The entries need to be copied exactly.

________________________________________

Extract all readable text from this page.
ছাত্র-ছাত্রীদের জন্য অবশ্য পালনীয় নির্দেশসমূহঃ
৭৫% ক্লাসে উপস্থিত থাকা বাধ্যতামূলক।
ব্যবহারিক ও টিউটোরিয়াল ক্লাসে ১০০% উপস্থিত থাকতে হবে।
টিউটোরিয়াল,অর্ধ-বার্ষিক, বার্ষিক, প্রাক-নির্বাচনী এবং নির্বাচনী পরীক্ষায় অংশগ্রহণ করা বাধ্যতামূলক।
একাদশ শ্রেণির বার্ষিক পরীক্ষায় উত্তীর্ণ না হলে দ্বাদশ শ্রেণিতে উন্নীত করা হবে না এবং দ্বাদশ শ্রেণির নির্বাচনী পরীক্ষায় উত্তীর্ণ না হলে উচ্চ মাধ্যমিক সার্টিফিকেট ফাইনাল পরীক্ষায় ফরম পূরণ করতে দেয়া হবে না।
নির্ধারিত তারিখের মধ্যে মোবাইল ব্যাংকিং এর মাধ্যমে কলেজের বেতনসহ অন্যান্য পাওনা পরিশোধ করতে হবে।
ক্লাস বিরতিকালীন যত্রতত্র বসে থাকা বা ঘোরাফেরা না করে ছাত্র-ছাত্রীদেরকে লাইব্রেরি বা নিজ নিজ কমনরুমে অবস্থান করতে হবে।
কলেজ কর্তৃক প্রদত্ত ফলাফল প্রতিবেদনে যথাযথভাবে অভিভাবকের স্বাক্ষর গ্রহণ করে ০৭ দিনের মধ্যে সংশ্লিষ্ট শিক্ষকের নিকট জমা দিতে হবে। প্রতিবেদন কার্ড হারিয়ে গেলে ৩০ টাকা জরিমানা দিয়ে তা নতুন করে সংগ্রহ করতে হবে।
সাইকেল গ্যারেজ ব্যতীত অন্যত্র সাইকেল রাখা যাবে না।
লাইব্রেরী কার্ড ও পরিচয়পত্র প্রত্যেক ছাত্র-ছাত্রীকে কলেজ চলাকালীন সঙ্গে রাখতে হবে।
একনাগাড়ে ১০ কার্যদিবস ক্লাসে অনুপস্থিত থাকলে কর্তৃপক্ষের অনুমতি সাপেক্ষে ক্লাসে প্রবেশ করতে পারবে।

________________________________________

- EXERCISE ANSWER
Extract all readable text from this page.
ছাত্র-ছাত্রীদের জন্য অবশ্য পালনীয় নির্দেশসমূহঃ
৭৫% ক্লাসে উপস্থিত থাকা বাধ্যতামূলক।
ব্যবহারিক ও টিউটোরিয়াল ক্লাসে ১০০% উপস্থিত থাকতে হবে।
টিউটোরিয়াল,অর্ধ-বার্ষিক, বার্ষিক, প্রাক-নির্বাচনী এবং নির্বাচনী পরীক্ষায় অংশগ্রহণ করা বাধ্যতামূলক।
একাদশ শ্রেণির বার্ষিক পরীক্ষায় উত্তীর্ণ না হলে দ্বাদশ শ্রেণিতে উন্নীত করা হবে না এবং দ্বাদশ শ্রেণির নির্বাচনী পরীক্ষায় উত্তীর্ণ না হলে উচ্চ মাধ্যমিক সার্টিফিকেট ফাইনাল পরীক্ষায় ফরম পূরণ করতে দেয়া হবে না।
নির্ধারিত তারিখের মধ্যে মোবাইল ব্যাংকিং এর মাধ্যমে কলেজের বেতনসহ অন্যান্য পাওনা পরিশোধ করতে হবে।
ক্লাস বিরতিকালীন যত্রতত্র বসে থাকা বা ঘোরাফেরা না করে ছাত্র-ছাত্রীদেরকে লাইব্রেরি বা নিজ নিজ কমনরুমে অবস্থান করতে হবে।
কলেজ কর্তৃক প্রদত্ত ফলাফল প্রতিবেদনে যথাযথভাবে অভিভাবকের স্বাক্ষর গ্রহণ করে ০৭ দিনের মধ্যে সংশ্লিষ্ট শিক্ষকের নিকট জমা দিতে হবে। প্রতিবেদন কার্ড হারিয়ে গেলে ৩০ টাকা জরিমানা দিয়ে তা নতুন করে সংগ্রহ করতে হবে।
সাইকেল গ্যারেজ ব্যতীত অন্যত্র সাইকেল রাখা যাবে না।
লাইব্রেরী কার্ড ও পরিচয়পত্র প্রত্যেক ছাত্র-ছাত্রীকে কলেজ চলাকালীন সঙ্গে রাখতে হবে।
একনাগাড়ে ১০ কার্যদিবস ক্লাসে অনুপস্থিত থাকলে কর্তৃপক্ষের অনুমতি সাপেক্ষে ক্লাসে প্রবেশ করতে পারবে।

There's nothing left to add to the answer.